[Collected data]
*-*-*

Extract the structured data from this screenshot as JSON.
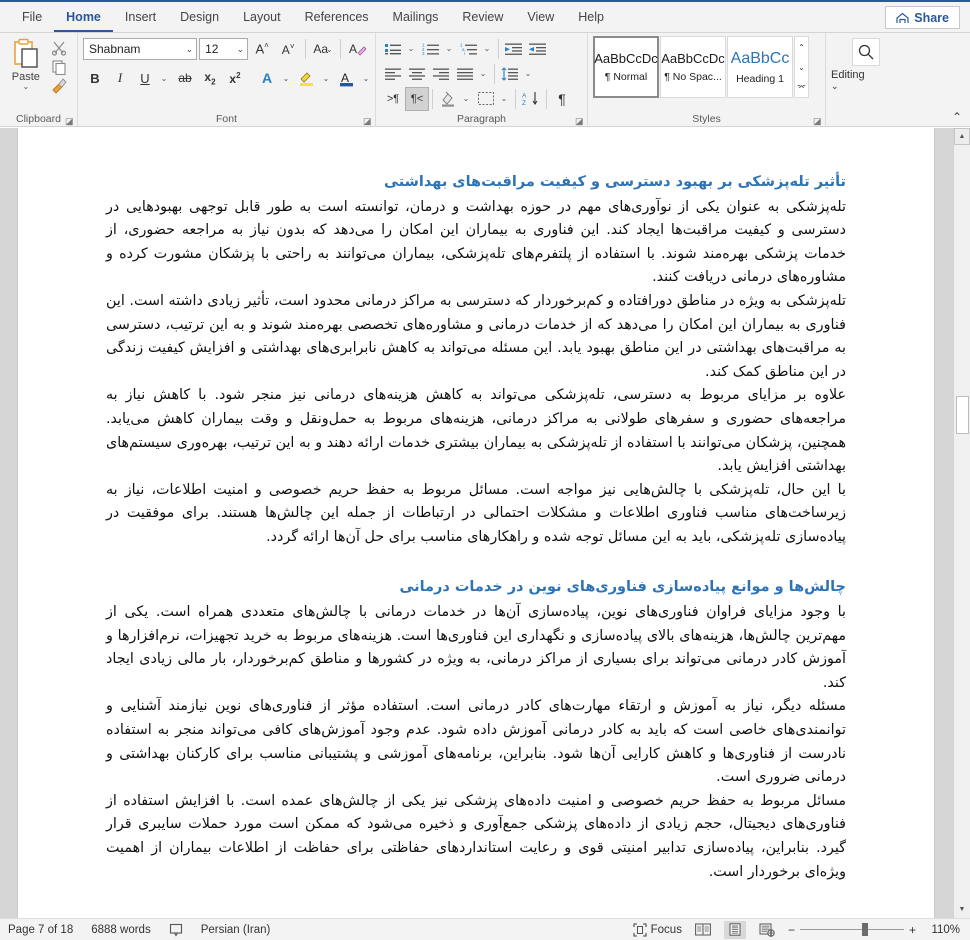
{
  "window": {
    "tabs": [
      {
        "label": "File",
        "active": false
      },
      {
        "label": "Home",
        "active": true
      },
      {
        "label": "Insert",
        "active": false
      },
      {
        "label": "Design",
        "active": false
      },
      {
        "label": "Layout",
        "active": false
      },
      {
        "label": "References",
        "active": false
      },
      {
        "label": "Mailings",
        "active": false
      },
      {
        "label": "Review",
        "active": false
      },
      {
        "label": "View",
        "active": false
      },
      {
        "label": "Help",
        "active": false
      }
    ],
    "share_label": "Share",
    "share_icon": "share-icon"
  },
  "ribbon": {
    "clipboard": {
      "label": "Clipboard",
      "paste_label": "Paste",
      "paste_icon": "paste-icon",
      "cut_icon": "scissors-icon",
      "copy_icon": "copy-icon",
      "format_painter_icon": "format-painter-icon",
      "launcher_icon": "dialog-launcher-icon"
    },
    "font": {
      "label": "Font",
      "font_name": "Shabnam",
      "font_size": "12",
      "grow_font_icon": "grow-font-icon",
      "shrink_font_icon": "shrink-font-icon",
      "change_case_icon": "change-case-icon",
      "clear_formatting_icon": "clear-formatting-icon",
      "bold_label": "B",
      "italic_label": "I",
      "underline_label": "U",
      "strikethrough_label": "ab",
      "subscript_label": "x",
      "superscript_label": "x",
      "text_effects_icon": "text-effects-icon",
      "highlight_icon": "text-highlight-icon",
      "font_color_icon": "font-color-icon",
      "launcher_icon": "dialog-launcher-icon"
    },
    "paragraph": {
      "label": "Paragraph",
      "bullets_icon": "bullets-icon",
      "numbering_icon": "numbering-icon",
      "multilevel_icon": "multilevel-list-icon",
      "decrease_indent_icon": "decrease-indent-icon",
      "increase_indent_icon": "increase-indent-icon",
      "align_left_icon": "align-left-icon",
      "align_center_icon": "align-center-icon",
      "align_right_icon": "align-right-icon",
      "justify_icon": "justify-icon",
      "line_spacing_icon": "line-spacing-icon",
      "ltr_icon": "left-to-right-text-icon",
      "rtl_icon": "right-to-left-text-icon",
      "rtl_active": true,
      "shading_icon": "shading-icon",
      "borders_icon": "borders-icon",
      "sort_icon": "sort-icon",
      "show_marks_icon": "show-paragraph-marks-icon",
      "launcher_icon": "dialog-launcher-icon"
    },
    "styles": {
      "label": "Styles",
      "items": [
        {
          "preview": "AaBbCcDc",
          "name": "¶ Normal",
          "selected": true
        },
        {
          "preview": "AaBbCcDc",
          "name": "¶ No Spac...",
          "selected": false
        },
        {
          "preview": "AaBbCc",
          "name": "Heading 1",
          "selected": false
        }
      ],
      "scroll_up_icon": "scroll-up-icon",
      "scroll_down_icon": "scroll-down-icon",
      "more_icon": "more-styles-icon",
      "launcher_icon": "dialog-launcher-icon"
    },
    "editing": {
      "label": "Editing",
      "icon": "search-icon",
      "chevron_icon": "chevron-down-icon"
    },
    "collapse_icon": "collapse-ribbon-icon"
  },
  "document": {
    "sections": [
      {
        "heading": "تأثیر تله‌پزشکی بر بهبود دسترسی و کیفیت مراقبت‌های بهداشتی",
        "paragraphs": [
          "تله‌پزشکی به عنوان یکی از نوآوری‌های مهم در حوزه بهداشت و درمان، توانسته است به طور قابل توجهی بهبودهایی در دسترسی و کیفیت مراقبت‌ها ایجاد کند. این فناوری به بیماران این امکان را می‌دهد که بدون نیاز به مراجعه حضوری، از خدمات پزشکی بهره‌مند شوند. با استفاده از پلتفرم‌های تله‌پزشکی، بیماران می‌توانند به راحتی با پزشکان مشورت کرده و مشاوره‌های درمانی دریافت کنند.",
          "تله‌پزشکی به ویژه در مناطق دورافتاده و کم‌برخوردار که دسترسی به مراکز درمانی محدود است، تأثیر زیادی داشته است. این فناوری به بیماران این امکان را می‌دهد که از خدمات درمانی و مشاوره‌های تخصصی بهره‌مند شوند و به این ترتیب، دسترسی به مراقبت‌های بهداشتی در این مناطق بهبود یابد. این مسئله می‌تواند به کاهش نابرابری‌های بهداشتی و افزایش کیفیت زندگی در این مناطق کمک کند.",
          "علاوه بر مزایای مربوط به دسترسی، تله‌پزشکی می‌تواند به کاهش هزینه‌های درمانی نیز منجر شود. با کاهش نیاز به مراجعه‌های حضوری و سفرهای طولانی به مراکز درمانی، هزینه‌های مربوط به حمل‌ونقل و وقت بیماران کاهش می‌یابد. همچنین، پزشکان می‌توانند با استفاده از تله‌پزشکی به بیماران بیشتری خدمات ارائه دهند و به این ترتیب، بهره‌وری سیستم‌های بهداشتی افزایش یابد.",
          "با این حال، تله‌پزشکی با چالش‌هایی نیز مواجه است. مسائل مربوط به حفظ حریم خصوصی و امنیت اطلاعات، نیاز به زیرساخت‌های مناسب فناوری اطلاعات و مشکلات احتمالی در ارتباطات از جمله این چالش‌ها هستند. برای موفقیت در پیاده‌سازی تله‌پزشکی، باید به این مسائل توجه شده و راهکارهای مناسب برای حل آن‌ها ارائه گردد."
        ]
      },
      {
        "heading": "چالش‌ها و موانع پیاده‌سازی فناوری‌های نوین در خدمات درمانی",
        "paragraphs": [
          "با وجود مزایای فراوان فناوری‌های نوین، پیاده‌سازی آن‌ها در خدمات درمانی با چالش‌های متعددی همراه است. یکی از مهم‌ترین چالش‌ها، هزینه‌های بالای پیاده‌سازی و نگهداری این فناوری‌ها است. هزینه‌های مربوط به خرید تجهیزات، نرم‌افزارها و آموزش کادر درمانی می‌تواند برای بسیاری از مراکز درمانی، به ویژه در کشورها و مناطق کم‌برخوردار، بار مالی زیادی ایجاد کند.",
          "مسئله دیگر، نیاز به آموزش و ارتقاء مهارت‌های کادر درمانی است. استفاده مؤثر از فناوری‌های نوین نیازمند آشنایی و توانمندی‌های خاصی است که باید به کادر درمانی آموزش داده شود. عدم وجود آموزش‌های کافی می‌تواند منجر به استفاده نادرست از فناوری‌ها و کاهش کارایی آن‌ها شود. بنابراین، برنامه‌های آموزشی و پشتیبانی مناسب برای کارکنان بهداشتی و درمانی ضروری است.",
          "مسائل مربوط به حفظ حریم خصوصی و امنیت داده‌های پزشکی نیز یکی از چالش‌های عمده است. با افزایش استفاده از فناوری‌های دیجیتال، حجم زیادی از داده‌های پزشکی جمع‌آوری و ذخیره می‌شود که ممکن است مورد حملات سایبری قرار گیرد. بنابراین، پیاده‌سازی تدابیر امنیتی قوی و رعایت استانداردهای حفاظتی برای حفاظت از اطلاعات بیماران از اهمیت ویژه‌ای برخوردار است."
        ]
      }
    ]
  },
  "statusbar": {
    "page_info": "Page 7 of 18",
    "word_count": "6888 words",
    "proofing_icon": "proofing-errors-icon",
    "language": "Persian (Iran)",
    "focus_label": "Focus",
    "focus_icon": "focus-mode-icon",
    "read_mode_icon": "read-mode-icon",
    "print_layout_icon": "print-layout-icon",
    "web_layout_icon": "web-layout-icon",
    "zoom_out_label": "−",
    "zoom_in_label": "+",
    "zoom_level": "110%"
  },
  "colors": {
    "accent": "#2b579a",
    "heading": "#2e74b5",
    "ribbon_bg": "#f3f3f3"
  }
}
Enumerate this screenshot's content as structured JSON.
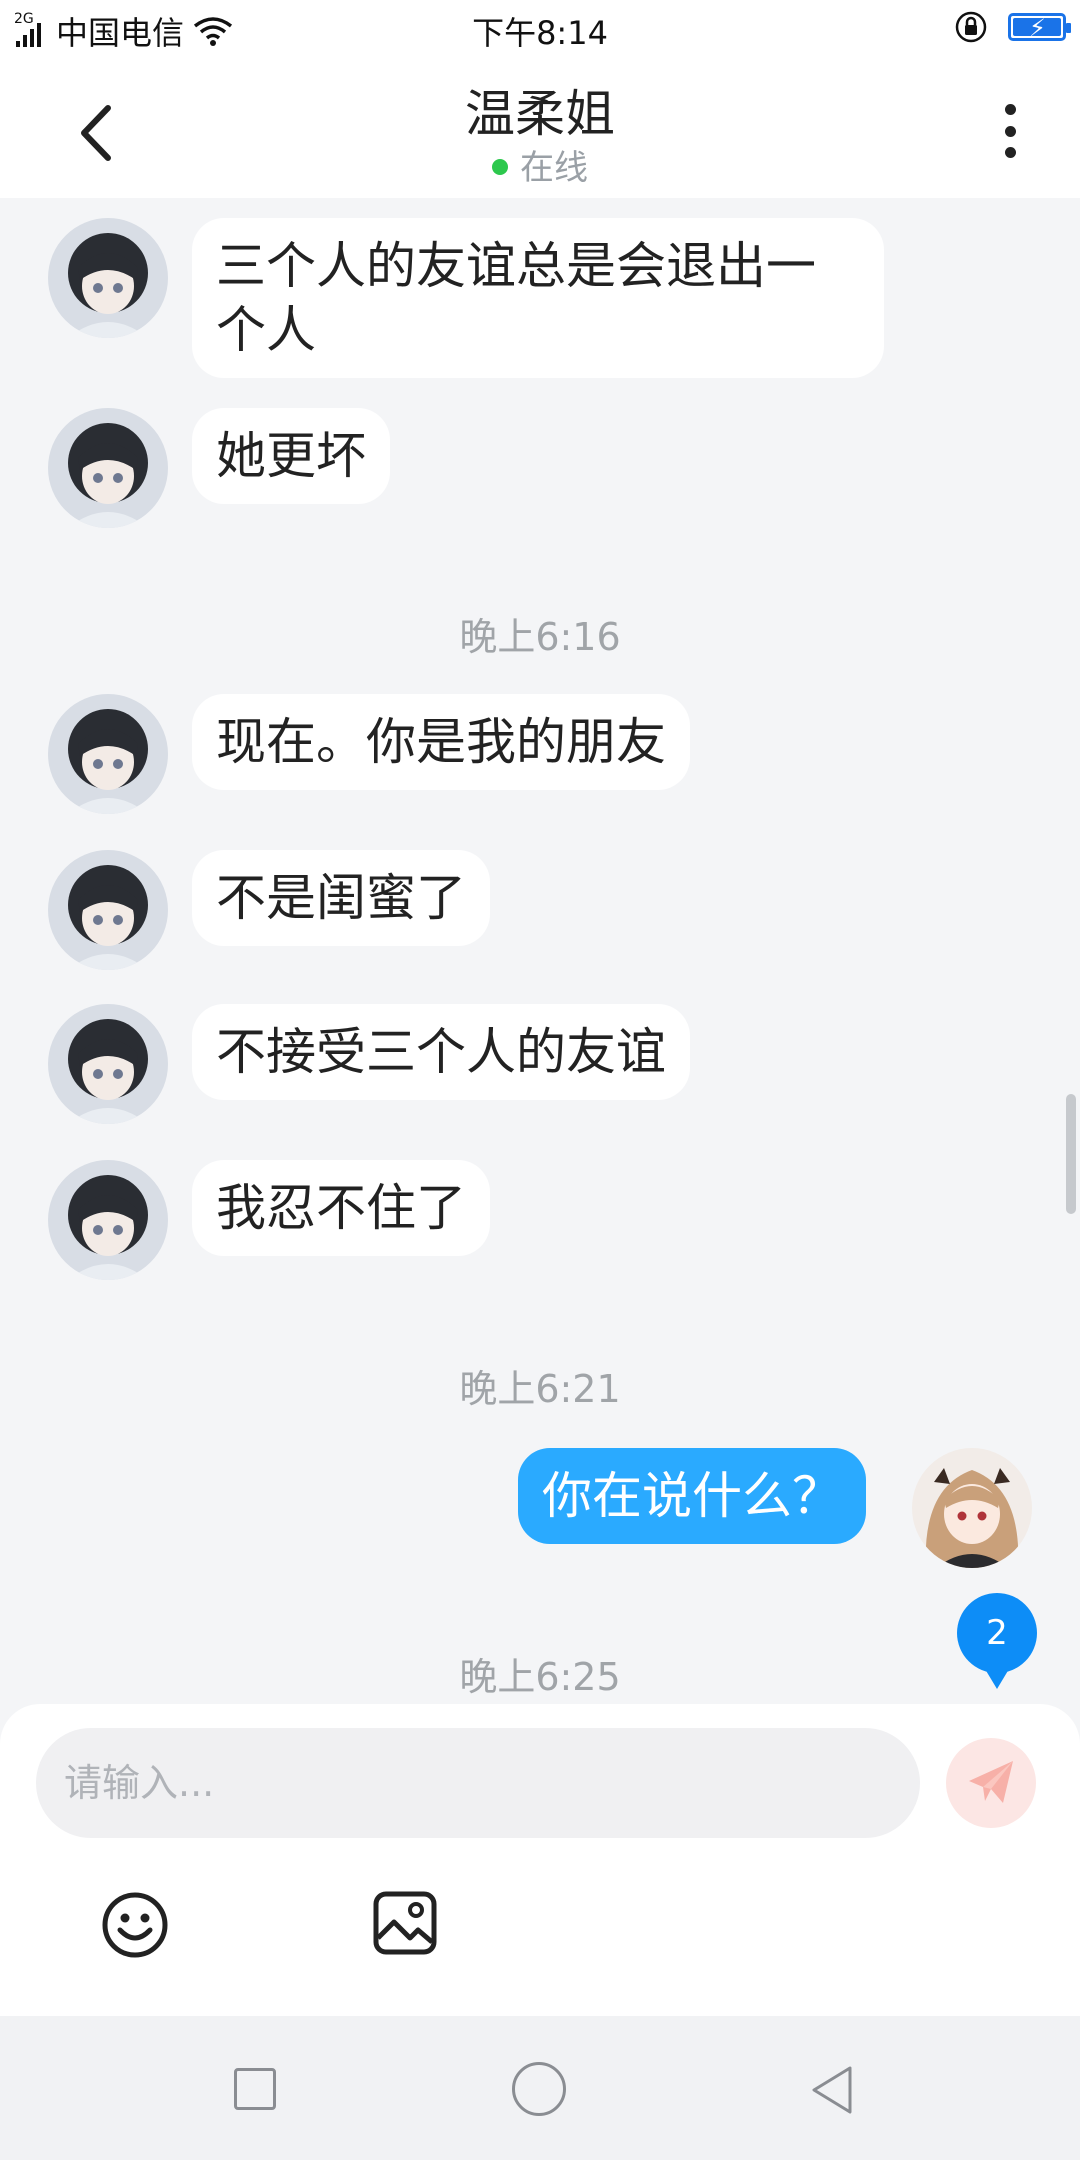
{
  "status_bar": {
    "network_type": "2G",
    "carrier": "中国电信",
    "time": "下午8:14",
    "battery_level_fraction": 0.95,
    "icons": [
      "signal-icon",
      "wifi-icon",
      "rotation-lock-icon",
      "battery-charging-icon"
    ]
  },
  "header": {
    "title": "温柔姐",
    "status": "在线",
    "status_color": "#2dc84d",
    "icons": [
      "back-chevron-icon",
      "more-vertical-icon"
    ]
  },
  "messages": {
    "m1": {
      "text_line1": "三个人的友谊总是会退出一",
      "text_line2": "个人",
      "sender": "other"
    },
    "m2": {
      "text": "她更坏",
      "sender": "other"
    },
    "time1": "晚上6:16",
    "m3": {
      "text": "现在。你是我的朋友",
      "sender": "other"
    },
    "m4": {
      "text": "不是闺蜜了",
      "sender": "other"
    },
    "m5": {
      "text": "不接受三个人的友谊",
      "sender": "other"
    },
    "m6": {
      "text": "我忍不住了",
      "sender": "other"
    },
    "time2": "晚上6:21",
    "m7": {
      "text": "你在说什么？",
      "sender": "me"
    },
    "time3": "晚上6:25"
  },
  "unread_badge": "2",
  "composer": {
    "placeholder": "请输入...",
    "icons": [
      "send-plane-icon",
      "emoji-smile-icon",
      "image-icon"
    ]
  },
  "colors": {
    "accent": "#2aaaff",
    "badge": "#0d8df7",
    "chat_bg": "#f4f5f7"
  }
}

*-*-*

Aim of the exercise:
Go through the preceding material and copy each line that has the word "آموزش".

Answer:
          "با وجود مزایای فراوان فناوری‌های نوین، پیاده‌سازی آن‌ها در خدمات درمانی با چالش‌های متعددی همراه است. یکی از مهم‌ترین چالش‌ها، هزینه‌های بالای پیاده‌سازی و نگهداری این فناوری‌ها است. هزینه‌های مربوط به خرید تجهیزات، نرم‌افزارها و آموزش کادر درمانی می‌تواند برای بسیاری از مراکز درمانی، به ویژه در کشورها و مناطق کم‌برخوردار، بار مالی زیادی ایجاد کند.",
          "مسئله دیگر، نیاز به آموزش و ارتقاء مهارت‌های کادر درمانی است. استفاده مؤثر از فناوری‌های نوین نیازمند آشنایی و توانمندی‌های خاصی است که باید به کادر درمانی آموزش داده شود. عدم وجود آموزش‌های کافی می‌تواند منجر به استفاده نادرست از فناوری‌ها و کاهش کارایی آن‌ها شود. بنابراین، برنامه‌های آموزشی و پشتیبانی مناسب برای کارکنان بهداشتی و درمانی ضروری است.",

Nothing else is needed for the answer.